------ INFORMATION SUPPLIED ------

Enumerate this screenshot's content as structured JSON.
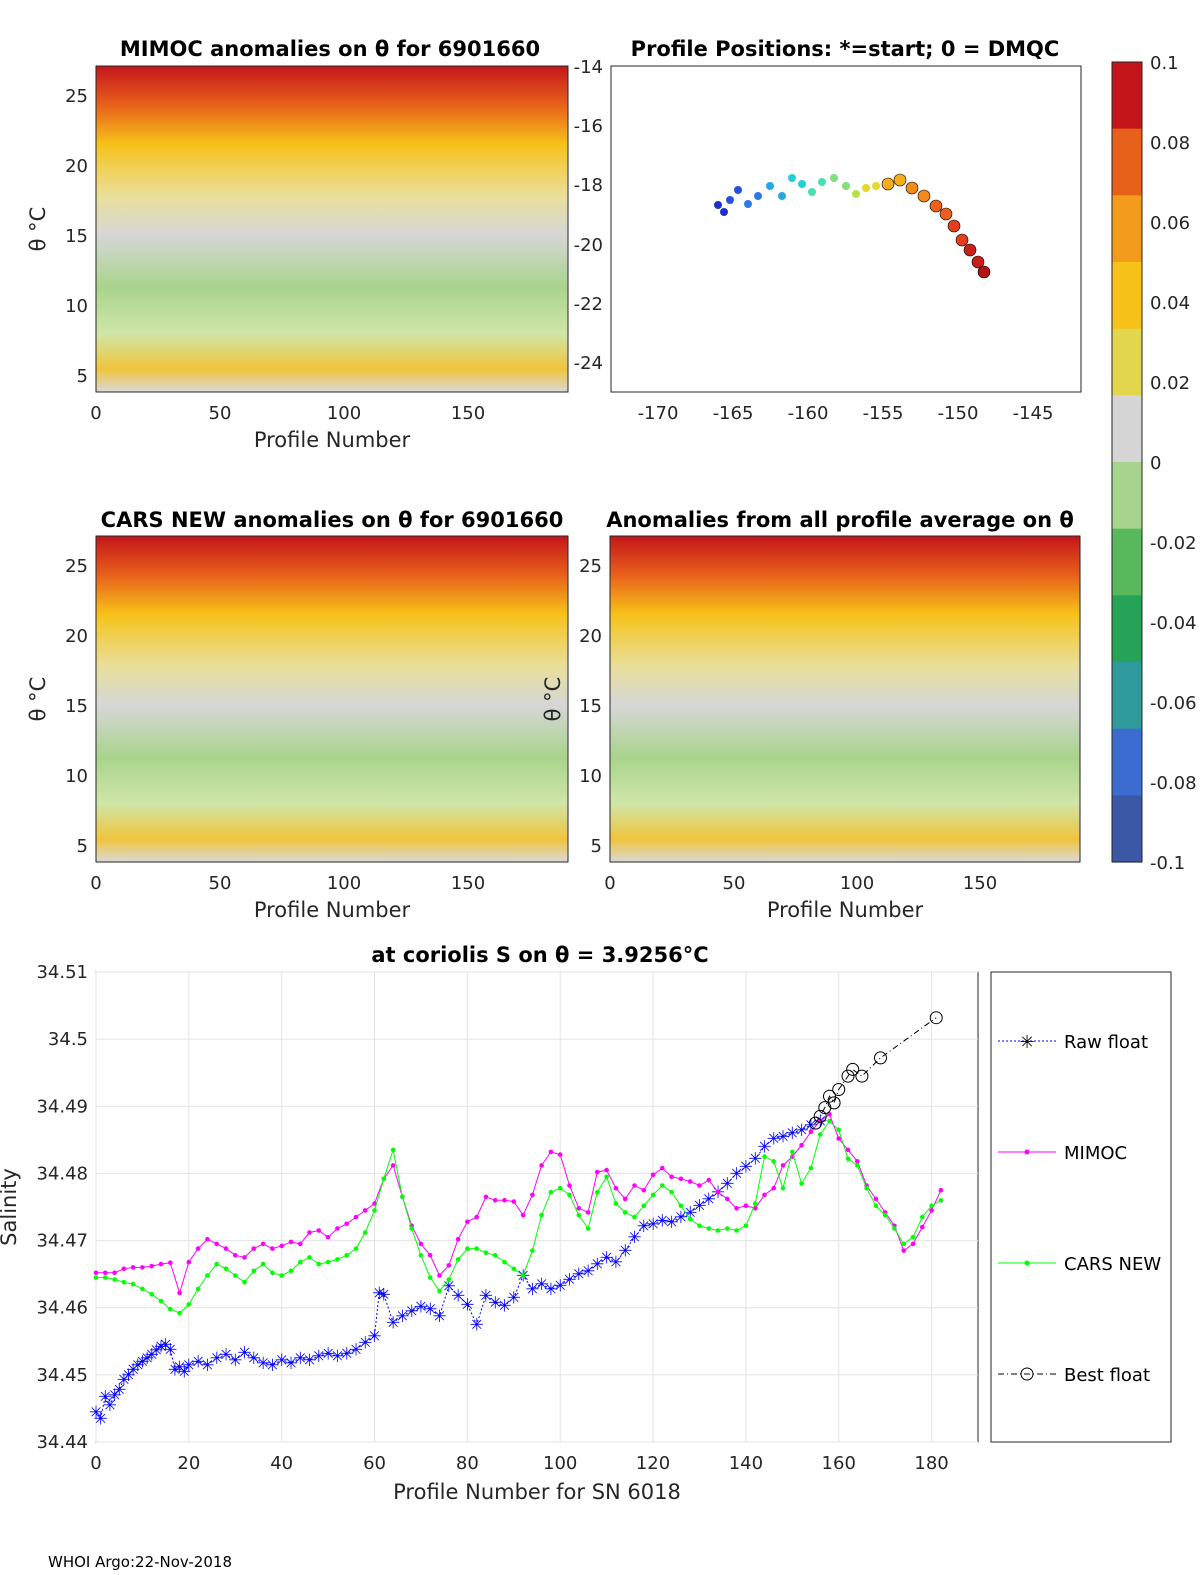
{
  "footer": "WHOI Argo:22-Nov-2018",
  "chart_data": [
    {
      "type": "heatmap",
      "title": "MIMOC anomalies on θ  for 6901660",
      "xlabel": "Profile Number",
      "ylabel": "θ °C",
      "xlim": [
        0,
        190
      ],
      "ylim": [
        4,
        27
      ],
      "xticks": [
        "0",
        "50",
        "100",
        "150"
      ],
      "yticks": [
        "5",
        "10",
        "15",
        "20",
        "25"
      ]
    },
    {
      "type": "scatter",
      "title": "Profile Positions: *=start; 0 = DMQC",
      "xlim": [
        -174,
        -141.5
      ],
      "ylim": [
        -25,
        -14
      ],
      "xticks": [
        "-170",
        "-165",
        "-160",
        "-155",
        "-150",
        "-145"
      ],
      "yticks": [
        "-14",
        "-16",
        "-18",
        "-20",
        "-22",
        "-24"
      ]
    },
    {
      "type": "heatmap",
      "title": "CARS NEW anomalies on θ for 6901660",
      "xlabel": "Profile Number",
      "ylabel": "θ °C",
      "xlim": [
        0,
        190
      ],
      "ylim": [
        4,
        27
      ],
      "xticks": [
        "0",
        "50",
        "100",
        "150"
      ],
      "yticks": [
        "5",
        "10",
        "15",
        "20",
        "25"
      ]
    },
    {
      "type": "heatmap",
      "title": "Anomalies from all profile average on θ",
      "xlabel": "Profile Number",
      "ylabel": "θ °C",
      "xlim": [
        0,
        190
      ],
      "ylim": [
        4,
        27
      ],
      "xticks": [
        "0",
        "50",
        "100",
        "150"
      ],
      "yticks": [
        "5",
        "10",
        "15",
        "20",
        "25"
      ]
    },
    {
      "type": "colorbar",
      "range": [
        -0.1,
        0.1
      ],
      "ticks": [
        "0.1",
        "0.08",
        "0.06",
        "0.04",
        "0.02",
        "0",
        "-0.02",
        "-0.04",
        "-0.06",
        "-0.08",
        "-0.1"
      ],
      "colors": [
        "#3b57a5",
        "#3d6cd0",
        "#2f9a9b",
        "#25a357",
        "#58b85c",
        "#a7d48c",
        "#d6d6d6",
        "#e3d64f",
        "#f6c219",
        "#f39c1c",
        "#e8611b",
        "#c4151b"
      ]
    },
    {
      "type": "line",
      "title": "at coriolis S on θ = 3.9256°C",
      "xlabel": "Profile Number for SN 6018",
      "ylabel": "Salinity",
      "xlim": [
        0,
        190
      ],
      "ylim": [
        34.44,
        34.51
      ],
      "xticks": [
        "0",
        "20",
        "40",
        "60",
        "80",
        "100",
        "120",
        "140",
        "160",
        "180"
      ],
      "yticks": [
        "34.44",
        "34.45",
        "34.46",
        "34.47",
        "34.48",
        "34.49",
        "34.5",
        "34.51"
      ],
      "grid": true,
      "legend_position": "outside-right",
      "series": [
        {
          "name": "Raw float",
          "color": "#0000ff",
          "marker": "asterisk",
          "x": [
            0,
            1,
            2,
            3,
            4,
            5,
            6,
            7,
            8,
            9,
            10,
            11,
            12,
            13,
            14,
            15,
            16,
            17,
            18,
            19,
            20,
            22,
            24,
            26,
            28,
            30,
            32,
            34,
            36,
            38,
            40,
            42,
            44,
            46,
            48,
            50,
            52,
            54,
            56,
            58,
            60,
            61,
            62,
            64,
            66,
            68,
            70,
            72,
            74,
            76,
            78,
            80,
            82,
            84,
            86,
            88,
            90,
            92,
            94,
            96,
            98,
            100,
            102,
            104,
            106,
            108,
            110,
            112,
            114,
            116,
            118,
            120,
            122,
            124,
            126,
            128,
            130,
            132,
            134,
            136,
            138,
            140,
            142,
            144,
            146,
            148,
            150,
            152,
            154,
            156
          ],
          "y": [
            34.4445,
            34.4435,
            34.4468,
            34.4455,
            34.447,
            34.4478,
            34.4493,
            34.45,
            34.4508,
            34.4515,
            34.452,
            34.4525,
            34.453,
            34.4537,
            34.4542,
            34.4545,
            34.4538,
            34.4508,
            34.4512,
            34.4505,
            34.4515,
            34.452,
            34.4515,
            34.4525,
            34.453,
            34.4522,
            34.4533,
            34.4525,
            34.4518,
            34.4515,
            34.4522,
            34.4518,
            34.4525,
            34.4522,
            34.4528,
            34.4532,
            34.4528,
            34.4532,
            34.4538,
            34.4548,
            34.4558,
            34.4622,
            34.462,
            34.4578,
            34.4588,
            34.4595,
            34.4602,
            34.4598,
            34.4588,
            34.4632,
            34.4618,
            34.4605,
            34.4575,
            34.4618,
            34.4608,
            34.4603,
            34.4615,
            34.4648,
            34.4628,
            34.4635,
            34.4628,
            34.4633,
            34.4642,
            34.465,
            34.4655,
            34.4665,
            34.4675,
            34.4668,
            34.4685,
            34.4705,
            34.4722,
            34.4725,
            34.473,
            34.4728,
            34.4735,
            34.4742,
            34.4752,
            34.4762,
            34.4772,
            34.4785,
            34.48,
            34.481,
            34.4822,
            34.484,
            34.4852,
            34.4855,
            34.486,
            34.4865,
            34.4872,
            34.4878
          ]
        },
        {
          "name": "MIMOC",
          "color": "#ff00ff",
          "marker": "dot",
          "x": [
            0,
            2,
            4,
            6,
            8,
            10,
            12,
            14,
            16,
            18,
            20,
            22,
            24,
            26,
            28,
            30,
            32,
            34,
            36,
            38,
            40,
            42,
            44,
            46,
            48,
            50,
            52,
            54,
            56,
            58,
            60,
            62,
            64,
            66,
            68,
            70,
            72,
            74,
            76,
            78,
            80,
            82,
            84,
            86,
            88,
            90,
            92,
            94,
            96,
            98,
            100,
            102,
            104,
            106,
            108,
            110,
            112,
            114,
            116,
            118,
            120,
            122,
            124,
            126,
            128,
            130,
            132,
            134,
            136,
            138,
            140,
            142,
            144,
            146,
            148,
            150,
            152,
            154,
            156,
            158,
            160,
            162,
            164,
            166,
            168,
            170,
            172,
            174,
            176,
            178,
            180,
            182
          ],
          "y": [
            34.4652,
            34.4652,
            34.4652,
            34.4658,
            34.466,
            34.466,
            34.4662,
            34.4665,
            34.4667,
            34.4622,
            34.4668,
            34.4688,
            34.4702,
            34.4695,
            34.4688,
            34.4678,
            34.4675,
            34.4688,
            34.4695,
            34.4688,
            34.4692,
            34.4698,
            34.4695,
            34.4712,
            34.4715,
            34.4705,
            34.4718,
            34.4725,
            34.4735,
            34.4745,
            34.4755,
            34.4792,
            34.4812,
            34.4765,
            34.4722,
            34.4695,
            34.4678,
            34.4648,
            34.4663,
            34.4702,
            34.4728,
            34.4735,
            34.4765,
            34.476,
            34.476,
            34.4758,
            34.4738,
            34.4768,
            34.4812,
            34.4832,
            34.4828,
            34.4782,
            34.4748,
            34.4742,
            34.4802,
            34.4805,
            34.4778,
            34.4762,
            34.4782,
            34.4775,
            34.4798,
            34.4808,
            34.4795,
            34.4792,
            34.4788,
            34.4782,
            34.479,
            34.4772,
            34.4762,
            34.4748,
            34.4752,
            34.4748,
            34.4768,
            34.4778,
            34.4812,
            34.4825,
            34.4842,
            34.4862,
            34.4878,
            34.4888,
            34.4852,
            34.4835,
            34.4818,
            34.4782,
            34.4762,
            34.4742,
            34.4722,
            34.4685,
            34.4695,
            34.472,
            34.4745,
            34.4775
          ]
        },
        {
          "name": "CARS NEW",
          "color": "#00ff00",
          "marker": "dot",
          "x": [
            0,
            2,
            4,
            6,
            8,
            10,
            12,
            14,
            16,
            18,
            20,
            22,
            24,
            26,
            28,
            30,
            32,
            34,
            36,
            38,
            40,
            42,
            44,
            46,
            48,
            50,
            52,
            54,
            56,
            58,
            60,
            62,
            64,
            66,
            68,
            70,
            72,
            74,
            76,
            78,
            80,
            82,
            84,
            86,
            88,
            90,
            92,
            94,
            96,
            98,
            100,
            102,
            104,
            106,
            108,
            110,
            112,
            114,
            116,
            118,
            120,
            122,
            124,
            126,
            128,
            130,
            132,
            134,
            136,
            138,
            140,
            142,
            144,
            146,
            148,
            150,
            152,
            154,
            156,
            158,
            160,
            162,
            164,
            166,
            168,
            170,
            172,
            174,
            176,
            178,
            180,
            182
          ],
          "y": [
            34.4645,
            34.4645,
            34.4642,
            34.4638,
            34.4635,
            34.4628,
            34.462,
            34.461,
            34.4598,
            34.4592,
            34.4605,
            34.4628,
            34.4648,
            34.4665,
            34.4658,
            34.4648,
            34.4638,
            34.4655,
            34.4665,
            34.4652,
            34.4648,
            34.4655,
            34.4668,
            34.4675,
            34.4665,
            34.4668,
            34.4672,
            34.4678,
            34.4688,
            34.4712,
            34.4745,
            34.4792,
            34.4835,
            34.4765,
            34.4718,
            34.4678,
            34.4645,
            34.4625,
            34.4642,
            34.4672,
            34.4688,
            34.4688,
            34.4682,
            34.4678,
            34.4668,
            34.4658,
            34.4648,
            34.4685,
            34.4738,
            34.4772,
            34.4778,
            34.4768,
            34.4738,
            34.4718,
            34.4772,
            34.4795,
            34.4755,
            34.4742,
            34.4735,
            34.4752,
            34.4768,
            34.4782,
            34.4772,
            34.4752,
            34.4732,
            34.4722,
            34.4718,
            34.4715,
            34.4718,
            34.4715,
            34.4722,
            34.4755,
            34.4825,
            34.4818,
            34.4778,
            34.4832,
            34.4785,
            34.4808,
            34.4858,
            34.4878,
            34.4865,
            34.4822,
            34.4812,
            34.4778,
            34.4752,
            34.4738,
            34.4718,
            34.4695,
            34.4705,
            34.4735,
            34.4752,
            34.476
          ]
        },
        {
          "name": "Best float",
          "color": "#000000",
          "marker": "circle",
          "x": [
            155,
            156,
            157,
            158,
            159,
            160,
            162,
            163,
            165,
            169,
            181
          ],
          "y": [
            34.4875,
            34.4885,
            34.4898,
            34.4915,
            34.4905,
            34.4925,
            34.4945,
            34.4955,
            34.4945,
            34.4972,
            34.5032
          ]
        }
      ]
    }
  ]
}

------

[REQUIRED TASK] Wherever "marker" shows up in a line, copy that line.

[SOLUTION TO THE EXERCISE]
          "marker": "asterisk",
          "marker": "dot",
          "marker": "dot",
          "marker": "circle",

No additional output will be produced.